Задания =>
(a) Пожалуйста, воспроизведите без изменений часть отрывка о юности Троцкого, которая открывается словами, содержащими "Порой такие требования", и завершается словами "на этом поприще.)".
(b) Напишите продолжение отрывка о юности Троцкого, начиная сразу после его последнего предложения.

Фрагмент документа =>
☆ ☆ ☆

Объясняя причины появления у него оппозиционности в столь раннем возрасте и в «аполитичной среде», Троцкий писал, что она возникла от многих обстоятельств, в том числе «из гуманного духа в семье Шпенцера, из чтения стихов Некрасова и всяких других книг, изо всей вообще общественной атмосферы».
Нет сомнения в том, что, читая книги Лейбе или комментируя газетные заметки, прочтенные им, откликаясь на его рассказы о театральных спектаклях или событиях школьной жизни, Моисей Шпенцер и его супруга вольно или невольно прививали ему взгляды, принятые в их семье и типичные как для одесской, так и значительной части российской интеллигенции. К этому времени многие евреи порвали с изолированностью местечковой жизни и интегрировались в российское общество, принимая вкусы, взгляды и стиль поведения различных социальных классов и слоев. Этот процесс совершался так быстро и так явно, что Фридрих Энгельс в одном из своих писем Карлу Марксу писал о том, «как Россия умеет русифицировать немцев и евреев», иронично замечая, что «даже у евреев вырастают там славянские скулы».
Но если Бронштейны, интегрировавшиеся в слой российских землевладельцев и торговых людей, принимали привычки и ценностные ориентации русских помещиков и капиталистов, то умственный труд, который был основным занятием Шпенцеров, предопределил их место среди быстро растущей российской интеллигенции. Образ жизни и мысли, сложившиеся в местечках или торговых конторах, был неуместен в этой социальной прослойке. В центре внимания российских интеллигентов находились не состояние рынка на те или иные товары, а важнейшие вопросы мирового и российского общественного развития. Они должны были неплохо разбираться не в толковании древних религиозных книг, а в современных идейно-политических течениях. Они должны были быть в курсе последних достижений культуры Запада и России.
Порой такие требования были непосильны для людей, обременных каждодневным трудом по своей профессии и домашними заботами. Поэтому значительная часть российской интеллигенции всецело полагалась на мнения, высказанные ведущими специалистами в той или иной сфере общественных дел и культуры. По этой причине был так велик в России авторитет литературного критика или журналиста-обозревателя. (Впоследствии Троцкий немало преуспел на этом поприще.)
Литературные критики и авторы журнальных обзоров становились поводырями основной массы интеллигенции, навязывая ей свои вкусы и, главное, идейно-политическую ориентацию. Интеллигенция безоговорчно принимала эти оценки, проявляя крайнюю категоричность в их отстаивании. М.О. Гершензон не слишком преувеличивал, заметив: «Общественное мнение воспрещало зачитываться Фетом под страхом по крайней мере насмешки… В лице своих духовных вождей – критиков и публицистов она (интеллигенция. – Прим. авт.) творила партийный суд над свободной истиной творчества и выносила приговоры: Тютчеву – на невнимание, Фету – на посмеяние, Достоевского объявляла реакционным, Чехова индифферентным, и пр.». Знаменательно, что Троцкий, перечисливший немало фамилий своих любимых с детства писателей и поэтов, ни единым словом не упомянул имена, на которые, по оценке Гершензона, было наложено «табу» интеллигенции.

☆ ☆ ☆

Сохранённые записи =>
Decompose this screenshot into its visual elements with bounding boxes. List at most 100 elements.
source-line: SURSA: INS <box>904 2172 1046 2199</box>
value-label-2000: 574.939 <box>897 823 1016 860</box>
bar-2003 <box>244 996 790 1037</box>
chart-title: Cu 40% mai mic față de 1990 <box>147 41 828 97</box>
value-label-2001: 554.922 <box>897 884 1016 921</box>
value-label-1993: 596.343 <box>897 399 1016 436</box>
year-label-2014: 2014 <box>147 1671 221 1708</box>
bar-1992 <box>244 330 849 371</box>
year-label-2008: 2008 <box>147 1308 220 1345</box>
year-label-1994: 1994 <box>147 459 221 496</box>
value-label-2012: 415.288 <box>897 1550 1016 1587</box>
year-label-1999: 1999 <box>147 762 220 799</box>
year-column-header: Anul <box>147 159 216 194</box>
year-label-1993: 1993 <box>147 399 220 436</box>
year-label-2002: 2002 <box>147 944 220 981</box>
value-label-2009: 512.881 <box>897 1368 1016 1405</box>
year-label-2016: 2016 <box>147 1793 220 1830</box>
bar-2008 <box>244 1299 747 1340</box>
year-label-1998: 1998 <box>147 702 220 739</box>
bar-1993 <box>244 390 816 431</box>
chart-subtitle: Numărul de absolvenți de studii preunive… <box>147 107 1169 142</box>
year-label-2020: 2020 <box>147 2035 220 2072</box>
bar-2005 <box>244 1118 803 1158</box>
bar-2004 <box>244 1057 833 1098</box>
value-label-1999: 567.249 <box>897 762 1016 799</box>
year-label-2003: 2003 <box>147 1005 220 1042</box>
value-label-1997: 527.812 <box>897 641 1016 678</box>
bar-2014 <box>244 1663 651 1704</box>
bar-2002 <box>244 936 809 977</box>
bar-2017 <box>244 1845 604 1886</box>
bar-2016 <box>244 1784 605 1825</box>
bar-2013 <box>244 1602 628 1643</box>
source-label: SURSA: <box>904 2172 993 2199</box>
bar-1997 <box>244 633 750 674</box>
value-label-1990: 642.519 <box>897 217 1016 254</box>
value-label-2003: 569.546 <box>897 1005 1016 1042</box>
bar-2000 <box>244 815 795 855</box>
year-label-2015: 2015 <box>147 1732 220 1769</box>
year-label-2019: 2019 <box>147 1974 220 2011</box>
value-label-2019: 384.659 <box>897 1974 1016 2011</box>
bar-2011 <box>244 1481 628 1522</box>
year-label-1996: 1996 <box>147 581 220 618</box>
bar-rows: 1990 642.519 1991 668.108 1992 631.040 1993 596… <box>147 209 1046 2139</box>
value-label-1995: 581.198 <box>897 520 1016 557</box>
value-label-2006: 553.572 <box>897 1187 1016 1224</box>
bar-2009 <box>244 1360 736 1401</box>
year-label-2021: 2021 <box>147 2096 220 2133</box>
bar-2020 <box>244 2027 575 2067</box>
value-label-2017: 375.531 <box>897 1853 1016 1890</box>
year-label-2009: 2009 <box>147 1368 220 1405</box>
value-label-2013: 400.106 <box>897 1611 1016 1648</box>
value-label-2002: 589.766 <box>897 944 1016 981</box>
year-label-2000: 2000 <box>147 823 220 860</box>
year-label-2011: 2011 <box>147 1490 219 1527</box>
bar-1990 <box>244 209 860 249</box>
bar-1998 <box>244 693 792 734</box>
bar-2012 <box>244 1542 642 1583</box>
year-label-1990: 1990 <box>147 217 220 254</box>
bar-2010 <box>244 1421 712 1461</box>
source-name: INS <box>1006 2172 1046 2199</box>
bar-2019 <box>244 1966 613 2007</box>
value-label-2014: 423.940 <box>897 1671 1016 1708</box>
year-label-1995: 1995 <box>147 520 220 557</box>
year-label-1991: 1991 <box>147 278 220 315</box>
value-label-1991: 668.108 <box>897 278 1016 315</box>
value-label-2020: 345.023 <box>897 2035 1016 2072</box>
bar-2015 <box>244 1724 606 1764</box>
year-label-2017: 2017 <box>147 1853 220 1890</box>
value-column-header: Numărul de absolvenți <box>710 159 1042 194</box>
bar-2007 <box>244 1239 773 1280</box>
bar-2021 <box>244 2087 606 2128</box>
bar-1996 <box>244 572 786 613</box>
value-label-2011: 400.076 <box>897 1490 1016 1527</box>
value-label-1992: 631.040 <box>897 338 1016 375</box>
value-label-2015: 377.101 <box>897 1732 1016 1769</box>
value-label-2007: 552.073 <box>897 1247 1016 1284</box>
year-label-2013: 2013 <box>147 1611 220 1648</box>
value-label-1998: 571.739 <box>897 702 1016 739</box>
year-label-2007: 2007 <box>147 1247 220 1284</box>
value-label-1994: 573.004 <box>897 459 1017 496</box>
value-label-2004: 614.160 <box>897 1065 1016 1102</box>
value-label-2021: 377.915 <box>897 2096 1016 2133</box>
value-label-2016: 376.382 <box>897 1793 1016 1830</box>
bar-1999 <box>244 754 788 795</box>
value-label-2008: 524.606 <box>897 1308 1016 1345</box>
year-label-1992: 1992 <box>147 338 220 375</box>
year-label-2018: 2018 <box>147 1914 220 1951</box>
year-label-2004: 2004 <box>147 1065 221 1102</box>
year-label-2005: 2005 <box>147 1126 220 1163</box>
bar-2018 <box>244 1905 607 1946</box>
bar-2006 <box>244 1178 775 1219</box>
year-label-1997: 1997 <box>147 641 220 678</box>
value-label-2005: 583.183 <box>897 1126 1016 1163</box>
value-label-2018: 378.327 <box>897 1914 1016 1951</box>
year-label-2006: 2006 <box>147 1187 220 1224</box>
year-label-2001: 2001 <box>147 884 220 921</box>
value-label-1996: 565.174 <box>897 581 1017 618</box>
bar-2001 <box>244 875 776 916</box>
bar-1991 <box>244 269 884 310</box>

☆ ☆ ☆

Ответы =>
(a)
Порой такие требования были непосильны для людей, обременных каждодневным трудом по своей профессии и домашними заботами. Поэтому значительная часть российской интеллигенции всецело полагалась на мнения, высказанные ведущими специалистами в той или иной сфере общественных дел и культуры. По этой причине был так велик в России авторитет литературного критика или журналиста-обозревателя. (Впоследствии Троцкий немало преуспел на этом поприще.)

(b)
Слепое подчинение «общественному мнению», сформулированному в журналах и газетах, и физическая невозможность достаточно глубоко разобраться во многих вопросах, выходивших за круг компетентности специалистов умственного труда, нередко порождали их верхоглядство и вели к имитации всезнайства. Далеко не всякий российский интеллигент был способен, подобно великому ученому Ивану Павлову, признаться в своем невежестве в целом ряде вопросов, особенно тех, которые были далеки от круга его непосредственных занятий. Оказываясь в рядах российской интеллигенции, уроженцы местечек и воспитанники хедеров обнаруживали, что они присоединялись к социальному слою, для самосознания которого было характерно такое же преувеличенное представление о своем интеллектуальном и духовном превосходстве над окружающими, как и для ортодоксальных евреев.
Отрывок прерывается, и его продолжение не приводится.